• _Required action_: Once every line below has been checked for "letter", give only the number of lines that have it.

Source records

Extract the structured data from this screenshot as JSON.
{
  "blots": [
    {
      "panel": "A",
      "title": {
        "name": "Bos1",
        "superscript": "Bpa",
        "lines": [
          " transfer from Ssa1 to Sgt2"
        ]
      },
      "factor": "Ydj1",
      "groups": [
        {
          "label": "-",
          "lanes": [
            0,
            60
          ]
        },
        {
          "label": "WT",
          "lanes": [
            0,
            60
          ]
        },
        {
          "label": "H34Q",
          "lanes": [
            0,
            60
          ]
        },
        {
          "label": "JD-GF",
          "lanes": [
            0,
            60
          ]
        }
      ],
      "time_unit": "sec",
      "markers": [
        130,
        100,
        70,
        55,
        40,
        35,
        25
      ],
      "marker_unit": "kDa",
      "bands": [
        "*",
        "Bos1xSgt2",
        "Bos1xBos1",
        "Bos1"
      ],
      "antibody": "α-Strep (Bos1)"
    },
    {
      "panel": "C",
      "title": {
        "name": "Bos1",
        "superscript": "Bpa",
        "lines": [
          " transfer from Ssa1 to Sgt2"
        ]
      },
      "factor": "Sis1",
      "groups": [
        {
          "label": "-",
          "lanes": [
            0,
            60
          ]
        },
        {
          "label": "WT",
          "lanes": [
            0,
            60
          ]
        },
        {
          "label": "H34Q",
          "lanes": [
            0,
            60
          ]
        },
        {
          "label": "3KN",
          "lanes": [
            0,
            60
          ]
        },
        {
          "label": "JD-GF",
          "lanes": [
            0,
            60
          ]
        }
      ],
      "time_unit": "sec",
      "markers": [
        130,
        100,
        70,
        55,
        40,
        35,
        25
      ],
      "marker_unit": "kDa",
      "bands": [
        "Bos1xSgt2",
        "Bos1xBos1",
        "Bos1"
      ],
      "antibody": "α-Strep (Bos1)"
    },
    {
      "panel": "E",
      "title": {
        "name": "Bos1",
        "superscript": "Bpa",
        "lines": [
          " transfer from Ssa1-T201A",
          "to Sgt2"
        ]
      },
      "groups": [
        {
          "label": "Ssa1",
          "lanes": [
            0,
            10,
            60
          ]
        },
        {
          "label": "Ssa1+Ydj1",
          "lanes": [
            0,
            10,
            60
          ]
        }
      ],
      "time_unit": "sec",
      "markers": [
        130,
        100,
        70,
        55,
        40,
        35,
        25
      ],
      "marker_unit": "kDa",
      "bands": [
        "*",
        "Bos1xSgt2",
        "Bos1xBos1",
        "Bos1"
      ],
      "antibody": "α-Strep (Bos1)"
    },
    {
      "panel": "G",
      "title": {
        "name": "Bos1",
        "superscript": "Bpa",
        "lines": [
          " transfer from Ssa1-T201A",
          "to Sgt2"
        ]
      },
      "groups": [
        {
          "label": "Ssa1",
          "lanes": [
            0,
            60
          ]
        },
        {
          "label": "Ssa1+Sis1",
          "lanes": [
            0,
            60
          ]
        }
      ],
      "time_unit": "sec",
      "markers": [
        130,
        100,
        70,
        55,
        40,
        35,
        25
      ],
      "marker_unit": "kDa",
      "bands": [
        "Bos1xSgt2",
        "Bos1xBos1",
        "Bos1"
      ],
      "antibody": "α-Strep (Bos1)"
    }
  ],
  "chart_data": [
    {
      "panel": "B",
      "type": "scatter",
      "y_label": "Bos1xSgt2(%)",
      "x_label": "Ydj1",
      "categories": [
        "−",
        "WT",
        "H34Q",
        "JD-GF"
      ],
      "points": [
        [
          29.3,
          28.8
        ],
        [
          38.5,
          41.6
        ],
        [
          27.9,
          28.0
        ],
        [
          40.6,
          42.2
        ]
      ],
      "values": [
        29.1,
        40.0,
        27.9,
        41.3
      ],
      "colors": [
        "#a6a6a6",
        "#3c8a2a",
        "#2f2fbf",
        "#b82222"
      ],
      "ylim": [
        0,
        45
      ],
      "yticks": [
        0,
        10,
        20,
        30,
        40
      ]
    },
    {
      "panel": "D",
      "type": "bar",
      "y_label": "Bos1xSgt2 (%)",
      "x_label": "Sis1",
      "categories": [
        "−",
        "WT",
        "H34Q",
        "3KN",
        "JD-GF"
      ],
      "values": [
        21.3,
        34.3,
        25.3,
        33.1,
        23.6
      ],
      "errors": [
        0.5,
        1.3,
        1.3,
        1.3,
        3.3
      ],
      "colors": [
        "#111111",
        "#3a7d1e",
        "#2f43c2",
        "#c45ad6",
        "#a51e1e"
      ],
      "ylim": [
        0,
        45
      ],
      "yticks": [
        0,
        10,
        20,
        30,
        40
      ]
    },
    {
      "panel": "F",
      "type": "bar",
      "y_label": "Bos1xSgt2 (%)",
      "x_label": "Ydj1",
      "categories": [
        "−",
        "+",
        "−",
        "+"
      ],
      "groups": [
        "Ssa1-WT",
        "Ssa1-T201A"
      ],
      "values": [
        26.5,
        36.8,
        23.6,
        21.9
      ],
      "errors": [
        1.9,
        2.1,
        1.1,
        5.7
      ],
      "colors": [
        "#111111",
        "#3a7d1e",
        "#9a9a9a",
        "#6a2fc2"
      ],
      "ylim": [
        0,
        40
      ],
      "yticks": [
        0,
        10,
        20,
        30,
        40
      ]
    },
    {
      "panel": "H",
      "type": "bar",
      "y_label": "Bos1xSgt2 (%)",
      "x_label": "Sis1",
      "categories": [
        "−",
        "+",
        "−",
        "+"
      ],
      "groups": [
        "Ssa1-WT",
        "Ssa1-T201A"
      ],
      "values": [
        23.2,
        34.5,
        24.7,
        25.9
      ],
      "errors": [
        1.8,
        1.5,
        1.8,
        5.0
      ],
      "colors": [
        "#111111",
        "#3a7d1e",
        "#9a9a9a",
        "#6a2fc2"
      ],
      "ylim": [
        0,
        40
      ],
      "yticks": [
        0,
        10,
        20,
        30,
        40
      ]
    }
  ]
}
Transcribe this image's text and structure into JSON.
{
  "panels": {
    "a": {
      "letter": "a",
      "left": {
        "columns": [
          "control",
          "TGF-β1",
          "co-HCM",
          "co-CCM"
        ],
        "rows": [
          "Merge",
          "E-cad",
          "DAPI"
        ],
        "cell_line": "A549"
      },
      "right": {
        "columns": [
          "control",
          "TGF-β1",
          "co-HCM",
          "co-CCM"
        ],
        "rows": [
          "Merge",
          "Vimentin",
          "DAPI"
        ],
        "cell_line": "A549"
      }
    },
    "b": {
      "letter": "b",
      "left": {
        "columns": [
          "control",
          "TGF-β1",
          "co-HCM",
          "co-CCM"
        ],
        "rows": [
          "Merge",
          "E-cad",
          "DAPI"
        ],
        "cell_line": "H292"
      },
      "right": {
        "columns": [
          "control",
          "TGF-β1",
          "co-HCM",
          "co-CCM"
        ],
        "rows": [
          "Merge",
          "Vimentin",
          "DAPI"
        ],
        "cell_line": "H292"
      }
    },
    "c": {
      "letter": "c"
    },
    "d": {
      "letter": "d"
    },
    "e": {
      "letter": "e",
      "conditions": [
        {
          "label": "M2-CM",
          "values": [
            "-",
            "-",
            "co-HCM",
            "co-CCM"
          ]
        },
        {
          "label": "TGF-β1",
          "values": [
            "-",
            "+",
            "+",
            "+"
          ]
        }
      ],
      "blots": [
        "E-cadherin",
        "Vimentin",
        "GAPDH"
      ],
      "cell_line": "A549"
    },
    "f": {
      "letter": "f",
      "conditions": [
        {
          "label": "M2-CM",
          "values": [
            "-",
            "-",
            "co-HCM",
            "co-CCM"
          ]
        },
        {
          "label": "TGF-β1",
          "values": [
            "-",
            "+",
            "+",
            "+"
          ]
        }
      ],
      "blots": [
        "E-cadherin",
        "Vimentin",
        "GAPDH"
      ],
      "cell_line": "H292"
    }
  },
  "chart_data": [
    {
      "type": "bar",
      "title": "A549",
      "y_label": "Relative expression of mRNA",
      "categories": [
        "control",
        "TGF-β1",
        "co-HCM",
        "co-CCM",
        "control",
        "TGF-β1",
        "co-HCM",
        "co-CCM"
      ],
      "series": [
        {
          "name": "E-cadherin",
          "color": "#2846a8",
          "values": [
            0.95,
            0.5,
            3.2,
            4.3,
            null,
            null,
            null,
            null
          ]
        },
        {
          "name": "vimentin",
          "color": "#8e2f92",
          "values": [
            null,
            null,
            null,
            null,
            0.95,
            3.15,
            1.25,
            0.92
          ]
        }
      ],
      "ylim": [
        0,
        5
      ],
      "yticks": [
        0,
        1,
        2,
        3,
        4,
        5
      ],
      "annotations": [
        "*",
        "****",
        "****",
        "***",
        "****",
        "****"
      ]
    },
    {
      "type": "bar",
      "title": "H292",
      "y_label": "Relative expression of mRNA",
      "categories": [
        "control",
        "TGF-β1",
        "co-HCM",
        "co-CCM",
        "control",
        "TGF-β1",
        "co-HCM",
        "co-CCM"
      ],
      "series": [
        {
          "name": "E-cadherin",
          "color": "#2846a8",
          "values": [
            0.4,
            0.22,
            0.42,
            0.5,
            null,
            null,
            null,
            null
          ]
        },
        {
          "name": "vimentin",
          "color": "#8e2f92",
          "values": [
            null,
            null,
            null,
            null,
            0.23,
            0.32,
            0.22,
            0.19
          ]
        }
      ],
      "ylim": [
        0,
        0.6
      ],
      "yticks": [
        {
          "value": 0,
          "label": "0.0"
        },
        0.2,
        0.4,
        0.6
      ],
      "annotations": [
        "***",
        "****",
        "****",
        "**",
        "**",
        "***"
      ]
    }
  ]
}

• _Exercise solution_: 6